(Data records)
▼▼▼

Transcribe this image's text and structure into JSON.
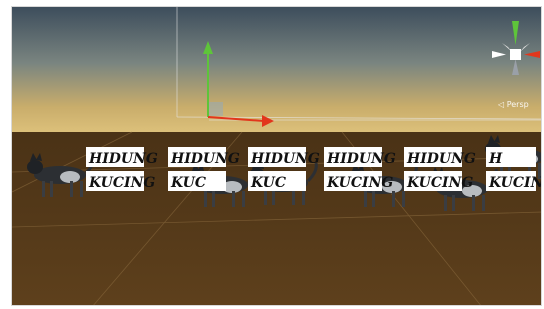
{
  "scene": {
    "camera_projection_label": "◁ Persp",
    "signs": [
      {
        "top_word": "HIDUNG",
        "bottom_word": "KUCING"
      },
      {
        "top_word": "HIDUNG",
        "bottom_word": "KUC"
      },
      {
        "top_word": "HIDUNG",
        "bottom_word": "KUC"
      },
      {
        "top_word": "HIDUNG",
        "bottom_word": "KUCING"
      },
      {
        "top_word": "HIDUNG",
        "bottom_word": "KUCING"
      },
      {
        "top_word": "H",
        "bottom_word": "KUCING"
      }
    ]
  },
  "colors": {
    "sky_top": "#3f4f5e",
    "sky_horizon": "#d6b56a",
    "ground": "#5c3f1c",
    "axis_x": "#e2361c",
    "axis_y": "#5ec43a",
    "axis_z": "#3f6fe0"
  },
  "icons": {
    "scene_gizmo": "scene-orientation-gizmo-icon",
    "move_handle": "move-tool-handle-icon",
    "cat_model": "cat-3d-model-icon"
  }
}
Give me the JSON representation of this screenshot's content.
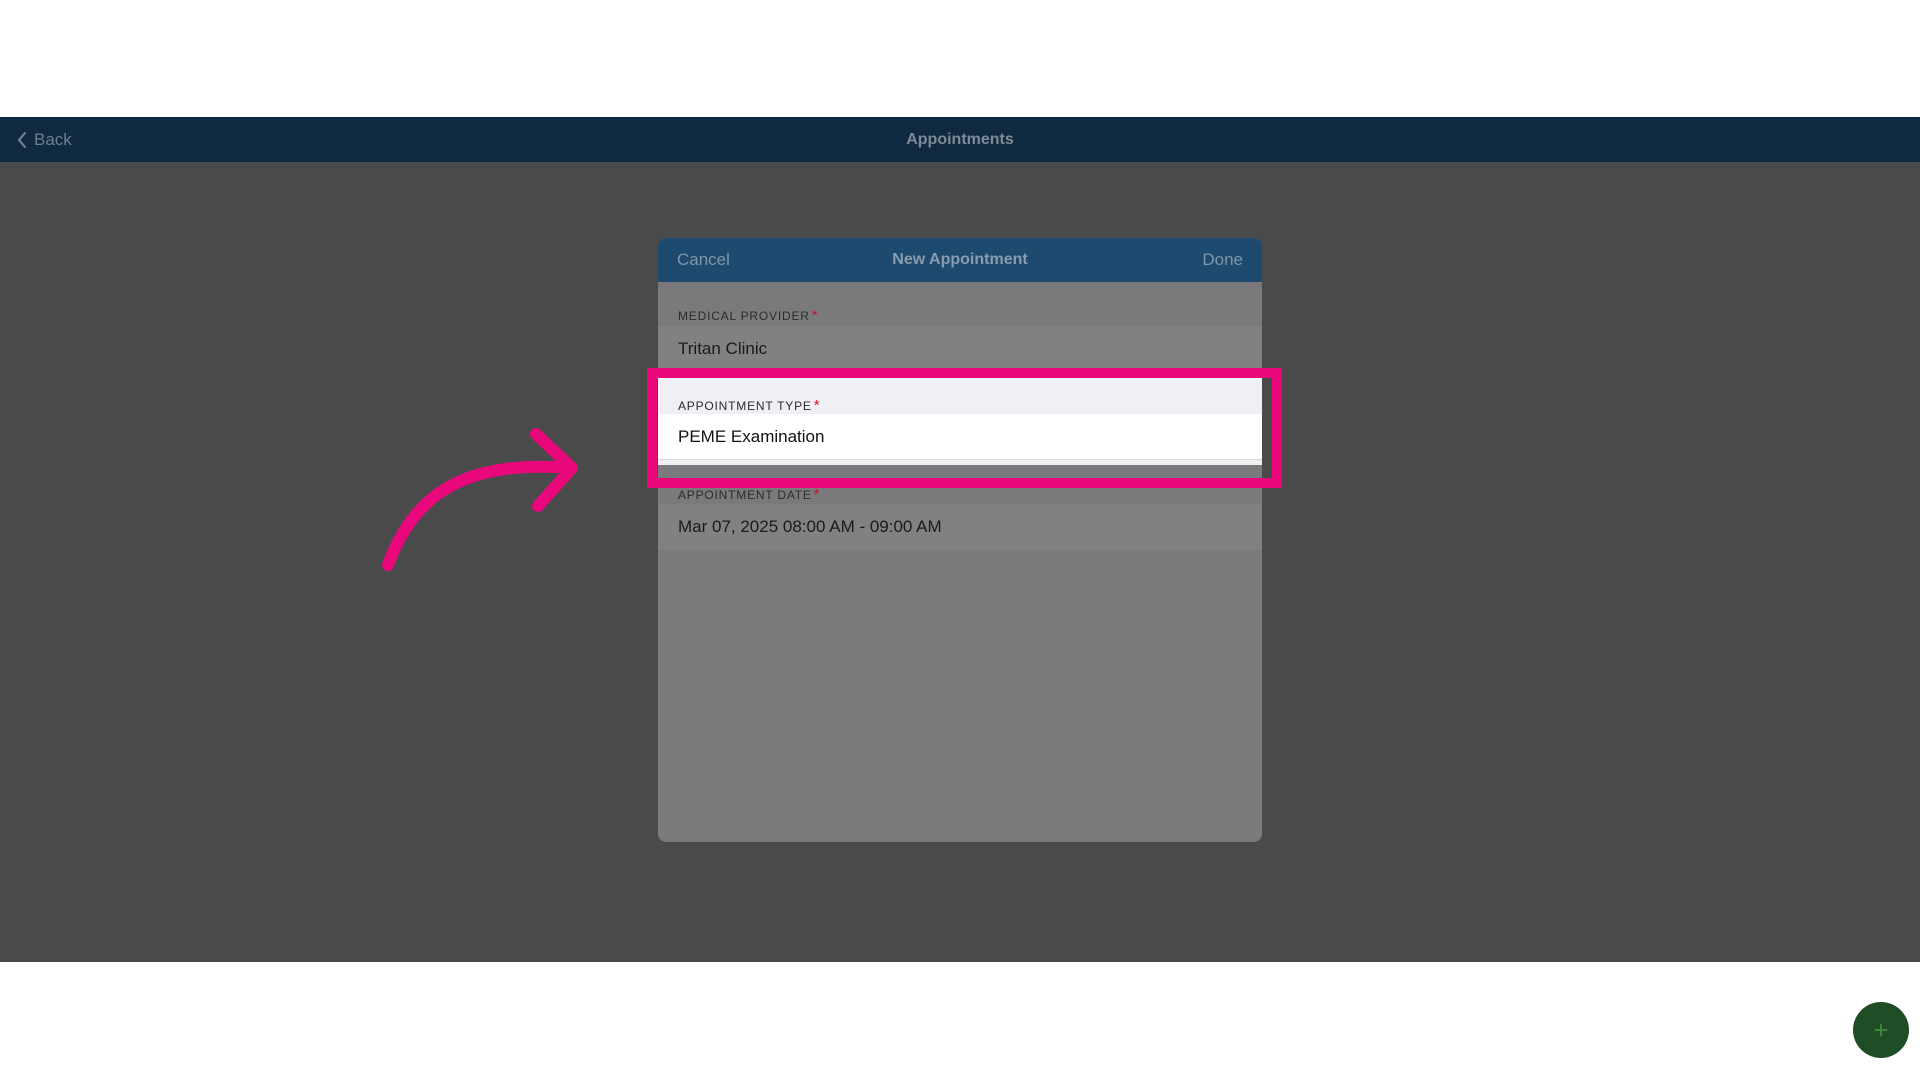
{
  "navbar": {
    "back_label": "Back",
    "title": "Appointments"
  },
  "modal": {
    "cancel_label": "Cancel",
    "title": "New Appointment",
    "done_label": "Done",
    "fields": [
      {
        "label": "MEDICAL PROVIDER",
        "required_mark": "*",
        "value": "Tritan Clinic"
      },
      {
        "label": "APPOINTMENT TYPE",
        "required_mark": "*",
        "value": "PEME Examination"
      },
      {
        "label": "APPOINTMENT DATE",
        "required_mark": "*",
        "value": "Mar 07, 2025 08:00 AM - 09:00 AM"
      }
    ]
  },
  "fab": {
    "icon": "plus-icon",
    "glyph": "+"
  },
  "annotation": {
    "icon": "curved-arrow-icon",
    "highlight_color": "#e8087c"
  },
  "colors": {
    "navbar": "#0f2940",
    "modal_header": "#1d4a6e",
    "overlay": "#4a4a4a",
    "required": "#c0172b",
    "fab": "#1f4d25"
  }
}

▲▲▲

Return all lines of the material above in which the word "JSON" occurs.

Transcribe this image's text and structure into JSON.
Give me the JSON representation of this screenshot's content.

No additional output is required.